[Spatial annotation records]
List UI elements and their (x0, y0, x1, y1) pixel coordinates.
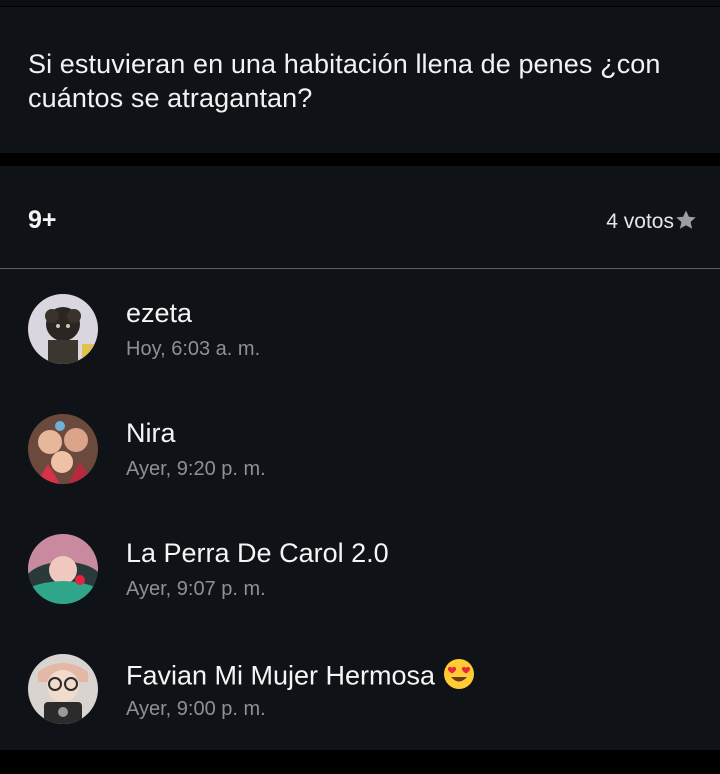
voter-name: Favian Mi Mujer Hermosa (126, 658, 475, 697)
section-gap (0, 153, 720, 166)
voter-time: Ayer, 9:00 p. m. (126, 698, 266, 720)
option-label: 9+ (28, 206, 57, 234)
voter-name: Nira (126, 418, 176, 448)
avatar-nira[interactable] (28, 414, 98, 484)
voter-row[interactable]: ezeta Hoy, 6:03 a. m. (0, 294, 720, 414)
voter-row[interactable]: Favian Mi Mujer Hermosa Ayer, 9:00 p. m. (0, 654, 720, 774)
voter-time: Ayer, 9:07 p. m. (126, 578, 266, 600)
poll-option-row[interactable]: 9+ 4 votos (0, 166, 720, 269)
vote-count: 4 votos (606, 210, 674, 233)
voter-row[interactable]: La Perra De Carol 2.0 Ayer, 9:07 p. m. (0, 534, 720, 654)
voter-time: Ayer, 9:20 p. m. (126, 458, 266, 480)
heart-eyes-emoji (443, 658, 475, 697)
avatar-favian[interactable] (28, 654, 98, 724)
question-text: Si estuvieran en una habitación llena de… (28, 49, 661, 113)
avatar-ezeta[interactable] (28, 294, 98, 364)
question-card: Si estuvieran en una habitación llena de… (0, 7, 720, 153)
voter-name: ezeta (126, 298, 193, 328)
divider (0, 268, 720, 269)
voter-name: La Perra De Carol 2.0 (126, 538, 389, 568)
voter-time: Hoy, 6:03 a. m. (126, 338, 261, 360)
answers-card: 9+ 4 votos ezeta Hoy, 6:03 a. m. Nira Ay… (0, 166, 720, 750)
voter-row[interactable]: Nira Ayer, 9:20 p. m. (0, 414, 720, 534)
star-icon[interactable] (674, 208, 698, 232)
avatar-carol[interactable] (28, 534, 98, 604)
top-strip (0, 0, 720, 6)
...
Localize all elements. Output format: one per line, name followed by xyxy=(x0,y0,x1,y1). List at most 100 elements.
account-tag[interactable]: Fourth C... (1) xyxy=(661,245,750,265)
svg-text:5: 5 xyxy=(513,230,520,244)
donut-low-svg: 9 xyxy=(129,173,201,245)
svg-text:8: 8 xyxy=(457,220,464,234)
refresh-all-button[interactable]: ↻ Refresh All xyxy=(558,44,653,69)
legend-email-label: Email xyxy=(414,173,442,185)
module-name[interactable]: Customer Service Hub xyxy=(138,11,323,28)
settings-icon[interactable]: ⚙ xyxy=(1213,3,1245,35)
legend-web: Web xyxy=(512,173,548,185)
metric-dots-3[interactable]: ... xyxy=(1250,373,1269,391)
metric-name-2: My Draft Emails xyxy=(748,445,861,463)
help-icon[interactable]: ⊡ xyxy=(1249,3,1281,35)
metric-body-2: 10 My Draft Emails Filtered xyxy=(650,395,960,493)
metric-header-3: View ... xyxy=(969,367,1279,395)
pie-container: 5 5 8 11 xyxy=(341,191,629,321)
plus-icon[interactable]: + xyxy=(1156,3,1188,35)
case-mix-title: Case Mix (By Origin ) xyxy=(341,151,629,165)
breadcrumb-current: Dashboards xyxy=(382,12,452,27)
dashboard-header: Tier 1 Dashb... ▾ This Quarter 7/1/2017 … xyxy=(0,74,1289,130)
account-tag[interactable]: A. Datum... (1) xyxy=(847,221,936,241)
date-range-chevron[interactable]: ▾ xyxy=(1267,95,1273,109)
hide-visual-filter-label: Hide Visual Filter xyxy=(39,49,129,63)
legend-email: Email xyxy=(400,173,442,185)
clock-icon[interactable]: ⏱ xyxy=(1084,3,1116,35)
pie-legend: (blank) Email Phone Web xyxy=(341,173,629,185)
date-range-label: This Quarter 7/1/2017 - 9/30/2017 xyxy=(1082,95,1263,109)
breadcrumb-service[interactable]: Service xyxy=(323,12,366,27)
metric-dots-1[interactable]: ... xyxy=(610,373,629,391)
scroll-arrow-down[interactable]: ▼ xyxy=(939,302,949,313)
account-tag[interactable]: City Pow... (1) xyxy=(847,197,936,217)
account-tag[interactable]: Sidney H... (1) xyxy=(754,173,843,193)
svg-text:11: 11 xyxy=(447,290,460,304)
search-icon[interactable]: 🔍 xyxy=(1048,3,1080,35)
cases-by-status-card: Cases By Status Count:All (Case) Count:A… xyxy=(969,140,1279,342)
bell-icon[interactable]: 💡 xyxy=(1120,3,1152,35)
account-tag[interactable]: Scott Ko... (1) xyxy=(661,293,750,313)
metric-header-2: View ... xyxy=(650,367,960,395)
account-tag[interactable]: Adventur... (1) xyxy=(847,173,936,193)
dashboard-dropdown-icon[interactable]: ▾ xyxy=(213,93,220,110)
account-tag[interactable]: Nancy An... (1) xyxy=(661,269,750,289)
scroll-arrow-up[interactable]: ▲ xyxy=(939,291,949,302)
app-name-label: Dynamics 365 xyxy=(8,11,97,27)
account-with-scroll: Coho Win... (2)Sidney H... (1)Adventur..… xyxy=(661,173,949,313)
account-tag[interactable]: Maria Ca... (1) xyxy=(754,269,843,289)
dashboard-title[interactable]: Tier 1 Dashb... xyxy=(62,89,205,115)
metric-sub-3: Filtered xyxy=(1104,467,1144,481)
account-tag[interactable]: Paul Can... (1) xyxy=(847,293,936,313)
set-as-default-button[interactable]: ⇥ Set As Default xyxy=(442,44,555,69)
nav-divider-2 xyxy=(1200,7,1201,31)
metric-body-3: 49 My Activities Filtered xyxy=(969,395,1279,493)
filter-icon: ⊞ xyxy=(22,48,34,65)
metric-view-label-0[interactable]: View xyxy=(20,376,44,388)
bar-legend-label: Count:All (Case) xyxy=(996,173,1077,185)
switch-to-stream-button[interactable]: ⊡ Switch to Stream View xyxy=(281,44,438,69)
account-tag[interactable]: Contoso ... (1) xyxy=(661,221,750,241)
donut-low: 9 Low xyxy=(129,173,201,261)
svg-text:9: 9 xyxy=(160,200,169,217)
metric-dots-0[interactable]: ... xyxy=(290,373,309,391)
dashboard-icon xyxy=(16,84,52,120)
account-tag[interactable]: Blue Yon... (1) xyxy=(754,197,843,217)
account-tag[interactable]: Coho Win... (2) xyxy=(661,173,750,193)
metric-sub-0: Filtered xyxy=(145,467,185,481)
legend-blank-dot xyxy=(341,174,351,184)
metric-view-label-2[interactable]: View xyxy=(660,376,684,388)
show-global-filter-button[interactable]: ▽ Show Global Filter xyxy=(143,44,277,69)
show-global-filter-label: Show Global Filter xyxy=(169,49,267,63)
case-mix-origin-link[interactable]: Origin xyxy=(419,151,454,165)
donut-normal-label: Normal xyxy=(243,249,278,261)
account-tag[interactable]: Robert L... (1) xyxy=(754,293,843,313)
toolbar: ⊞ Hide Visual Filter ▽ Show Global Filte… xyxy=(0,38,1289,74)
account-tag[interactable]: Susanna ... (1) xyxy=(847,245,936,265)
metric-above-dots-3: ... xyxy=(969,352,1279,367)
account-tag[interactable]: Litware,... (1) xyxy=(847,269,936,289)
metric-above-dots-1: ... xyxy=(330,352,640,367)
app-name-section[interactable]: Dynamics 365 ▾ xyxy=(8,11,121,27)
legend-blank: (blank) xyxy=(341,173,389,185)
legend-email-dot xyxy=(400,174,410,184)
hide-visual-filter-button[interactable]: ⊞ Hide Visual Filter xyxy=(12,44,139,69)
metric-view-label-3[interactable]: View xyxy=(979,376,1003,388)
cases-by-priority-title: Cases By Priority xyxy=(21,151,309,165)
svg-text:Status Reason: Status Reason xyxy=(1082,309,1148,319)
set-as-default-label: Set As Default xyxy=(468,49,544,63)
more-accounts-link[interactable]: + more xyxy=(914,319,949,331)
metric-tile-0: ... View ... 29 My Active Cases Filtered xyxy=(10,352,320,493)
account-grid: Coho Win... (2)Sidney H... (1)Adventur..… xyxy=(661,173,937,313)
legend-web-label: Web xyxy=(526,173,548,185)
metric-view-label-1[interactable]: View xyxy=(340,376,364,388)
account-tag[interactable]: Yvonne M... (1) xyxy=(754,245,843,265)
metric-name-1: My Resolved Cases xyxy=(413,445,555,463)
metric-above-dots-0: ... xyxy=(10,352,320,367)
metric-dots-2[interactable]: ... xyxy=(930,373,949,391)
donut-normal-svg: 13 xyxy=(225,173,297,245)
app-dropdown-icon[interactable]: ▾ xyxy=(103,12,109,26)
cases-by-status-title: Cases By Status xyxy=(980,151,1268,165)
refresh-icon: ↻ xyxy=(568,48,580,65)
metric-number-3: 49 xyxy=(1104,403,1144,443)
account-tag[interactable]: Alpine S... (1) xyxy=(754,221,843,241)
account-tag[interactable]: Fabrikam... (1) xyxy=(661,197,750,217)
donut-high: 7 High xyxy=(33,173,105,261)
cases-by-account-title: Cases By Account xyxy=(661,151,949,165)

**What to do:**
Edit the data from the line with "List UI elements" up to and including the line with "top-strip (0, 0, 720, 6)", replacing "divider" with "separator" and keeping everything else unchanged. Leave the pictures out of your answer.

**Correct response:**
List UI elements and their (x0, y0, x1, y1) pixel coordinates.
voter-name: Favian Mi Mujer Hermosa (126, 658, 475, 697)
section-gap (0, 153, 720, 166)
voter-time: Ayer, 9:00 p. m. (126, 698, 266, 720)
option-label: 9+ (28, 206, 57, 234)
voter-name: Nira (126, 418, 176, 448)
avatar-nira[interactable] (28, 414, 98, 484)
voter-row[interactable]: ezeta Hoy, 6:03 a. m. (0, 294, 720, 414)
voter-row[interactable]: Favian Mi Mujer Hermosa Ayer, 9:00 p. m. (0, 654, 720, 774)
voter-time: Ayer, 9:07 p. m. (126, 578, 266, 600)
poll-option-row[interactable]: 9+ 4 votos (0, 166, 720, 269)
vote-count: 4 votos (606, 210, 674, 233)
voter-row[interactable]: La Perra De Carol 2.0 Ayer, 9:07 p. m. (0, 534, 720, 654)
voter-time: Ayer, 9:20 p. m. (126, 458, 266, 480)
heart-eyes-emoji (443, 658, 475, 697)
avatar-favian[interactable] (28, 654, 98, 724)
question-text: Si estuvieran en una habitación llena de… (28, 49, 661, 113)
avatar-ezeta[interactable] (28, 294, 98, 364)
question-card: Si estuvieran en una habitación llena de… (0, 7, 720, 153)
voter-name: ezeta (126, 298, 193, 328)
separator (0, 268, 720, 269)
voter-name: La Perra De Carol 2.0 (126, 538, 389, 568)
voter-time: Hoy, 6:03 a. m. (126, 338, 261, 360)
answers-card: 9+ 4 votos ezeta Hoy, 6:03 a. m. Nira Ay… (0, 166, 720, 750)
voter-row[interactable]: Nira Ayer, 9:20 p. m. (0, 414, 720, 534)
star-icon[interactable] (674, 208, 698, 232)
avatar-carol[interactable] (28, 534, 98, 604)
top-strip (0, 0, 720, 6)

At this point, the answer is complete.